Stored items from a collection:
┌──

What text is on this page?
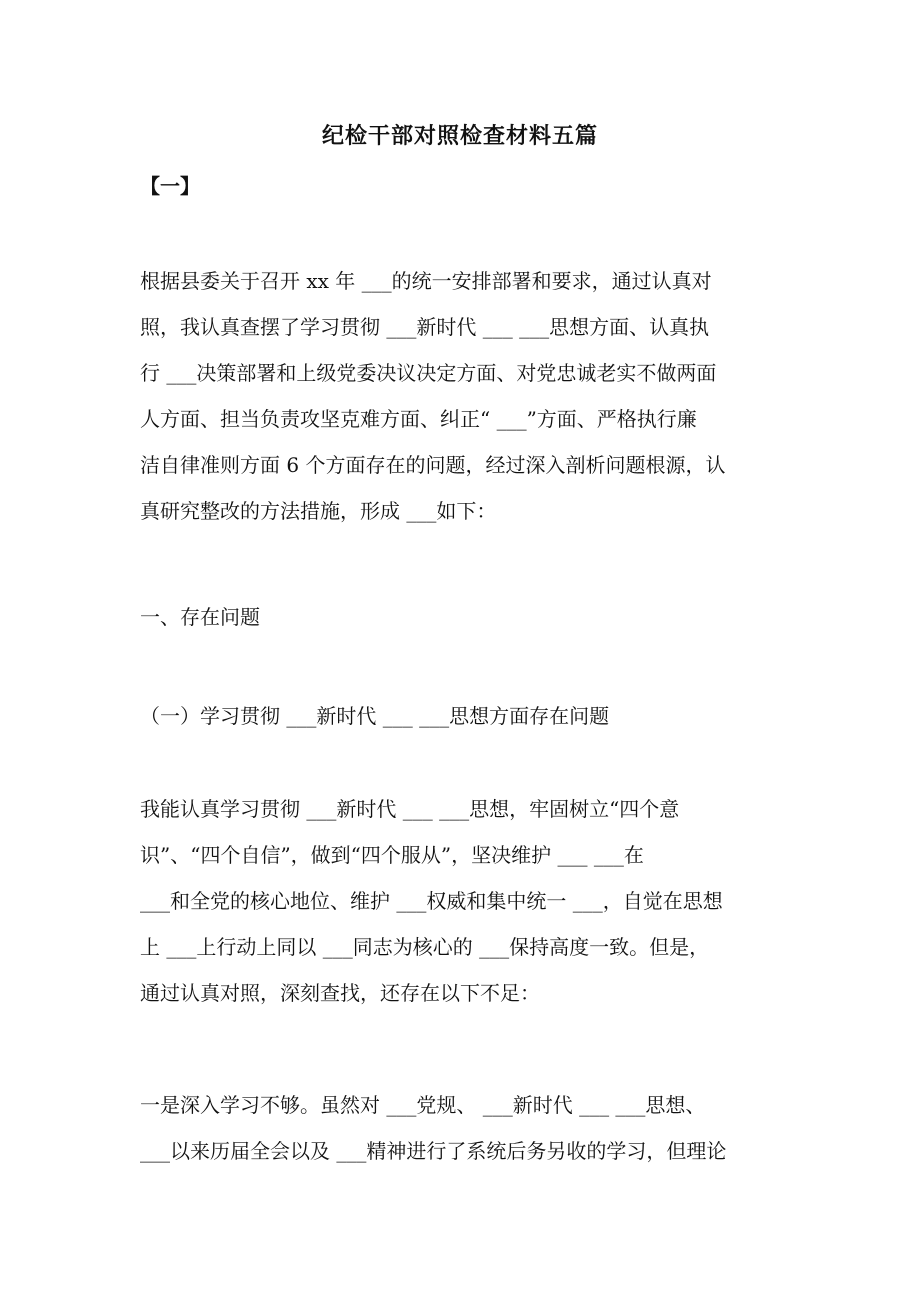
纪检干部对照检查材料五篇
【一】
根据县委关于召开 xx 年 ___的统一安排部署和要求，通过认真对
照，我认真查摆了学习贯彻 ___新时代 ___ ___思想方面、认真执
行 ___决策部署和上级党委决议决定方面、对党忠诚老实不做两面
人方面、担当负责攻坚克难方面、纠正“ ___”方面、严格执行廉
洁自律准则方面 6 个方面存在的问题，经过深入剖析问题根源，认
真研究整改的方法措施，形成 ___如下：
一、存在问题
（一）学习贯彻 ___新时代 ___ ___思想方面存在问题
我能认真学习贯彻 ___新时代 ___ ___思想，牢固树立“四个意
识”、“四个自信”，做到“四个服从”，坚决维护 ___ ___在
___和全党的核心地位、维护 ___权威和集中统一 ___，自觉在思想
上 ___上行动上同以 ___同志为核心的 ___保持高度一致。但是，
通过认真对照，深刻查找，还存在以下不足：
一是深入学习不够。虽然对 ___党规、 ___新时代 ___ ___思想、
___以来历届全会以及 ___精神进行了系统后务另收的学习，但理论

└──

▶ **Problem to solve**
Leave out every picture and copy the rest of the records exactly.

▶ **Result for this exercise**
What text is on this page?
纪检干部对照检查材料五篇
【一】
根据县委关于召开 xx 年 ___的统一安排部署和要求，通过认真对
照，我认真查摆了学习贯彻 ___新时代 ___ ___思想方面、认真执
行 ___决策部署和上级党委决议决定方面、对党忠诚老实不做两面
人方面、担当负责攻坚克难方面、纠正“ ___”方面、严格执行廉
洁自律准则方面 6 个方面存在的问题，经过深入剖析问题根源，认
真研究整改的方法措施，形成 ___如下：
一、存在问题
（一）学习贯彻 ___新时代 ___ ___思想方面存在问题
我能认真学习贯彻 ___新时代 ___ ___思想，牢固树立“四个意
识”、“四个自信”，做到“四个服从”，坚决维护 ___ ___在
___和全党的核心地位、维护 ___权威和集中统一 ___，自觉在思想
上 ___上行动上同以 ___同志为核心的 ___保持高度一致。但是，
通过认真对照，深刻查找，还存在以下不足：
一是深入学习不够。虽然对 ___党规、 ___新时代 ___ ___思想、
___以来历届全会以及 ___精神进行了系统后务另收的学习，但理论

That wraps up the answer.